REQUIRED TASK
Write the listing below out again exactly, dropping the images.

ENTRIES
═══

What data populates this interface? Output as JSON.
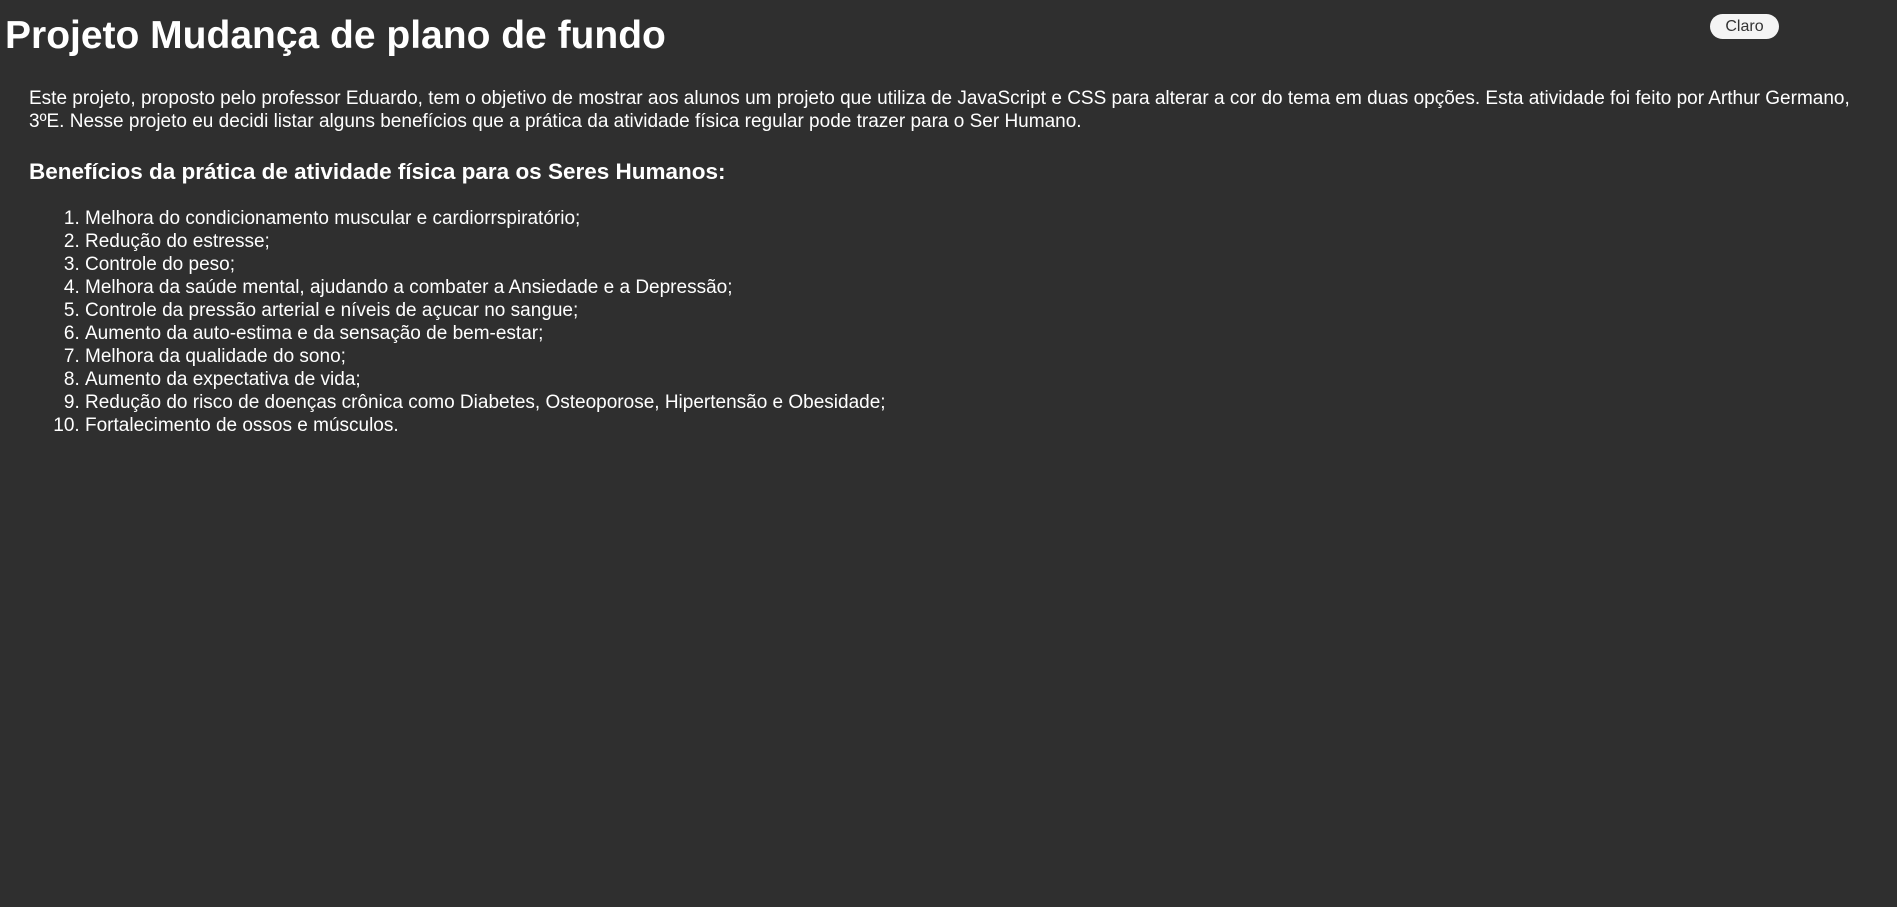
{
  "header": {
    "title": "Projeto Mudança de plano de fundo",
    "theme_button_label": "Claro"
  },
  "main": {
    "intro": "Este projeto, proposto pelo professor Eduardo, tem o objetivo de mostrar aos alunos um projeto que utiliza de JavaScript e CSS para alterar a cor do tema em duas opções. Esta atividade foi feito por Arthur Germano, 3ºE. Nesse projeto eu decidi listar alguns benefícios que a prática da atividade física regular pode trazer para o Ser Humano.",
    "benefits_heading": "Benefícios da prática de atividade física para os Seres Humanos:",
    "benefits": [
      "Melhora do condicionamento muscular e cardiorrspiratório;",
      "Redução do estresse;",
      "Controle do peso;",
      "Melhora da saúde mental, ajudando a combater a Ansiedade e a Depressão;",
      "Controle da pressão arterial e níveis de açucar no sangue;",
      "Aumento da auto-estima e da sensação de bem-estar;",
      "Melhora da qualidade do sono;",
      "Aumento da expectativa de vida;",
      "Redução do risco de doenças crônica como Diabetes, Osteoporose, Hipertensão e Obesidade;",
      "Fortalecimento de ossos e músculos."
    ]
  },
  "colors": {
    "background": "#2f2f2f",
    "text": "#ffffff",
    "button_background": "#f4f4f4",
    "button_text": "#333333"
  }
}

═══

COMPLETE OUTPUT
What data populates this interface? Output as JSON.
{
  "header": {
    "title": "Projeto Mudança de plano de fundo",
    "theme_button_label": "Claro"
  },
  "main": {
    "intro": "Este projeto, proposto pelo professor Eduardo, tem o objetivo de mostrar aos alunos um projeto que utiliza de JavaScript e CSS para alterar a cor do tema em duas opções. Esta atividade foi feito por Arthur Germano, 3ºE. Nesse projeto eu decidi listar alguns benefícios que a prática da atividade física regular pode trazer para o Ser Humano.",
    "benefits_heading": "Benefícios da prática de atividade física para os Seres Humanos:",
    "benefits": [
      "Melhora do condicionamento muscular e cardiorrspiratório;",
      "Redução do estresse;",
      "Controle do peso;",
      "Melhora da saúde mental, ajudando a combater a Ansiedade e a Depressão;",
      "Controle da pressão arterial e níveis de açucar no sangue;",
      "Aumento da auto-estima e da sensação de bem-estar;",
      "Melhora da qualidade do sono;",
      "Aumento da expectativa de vida;",
      "Redução do risco de doenças crônica como Diabetes, Osteoporose, Hipertensão e Obesidade;",
      "Fortalecimento de ossos e músculos."
    ]
  },
  "colors": {
    "background": "#2f2f2f",
    "text": "#ffffff",
    "button_background": "#f4f4f4",
    "button_text": "#333333"
  }
}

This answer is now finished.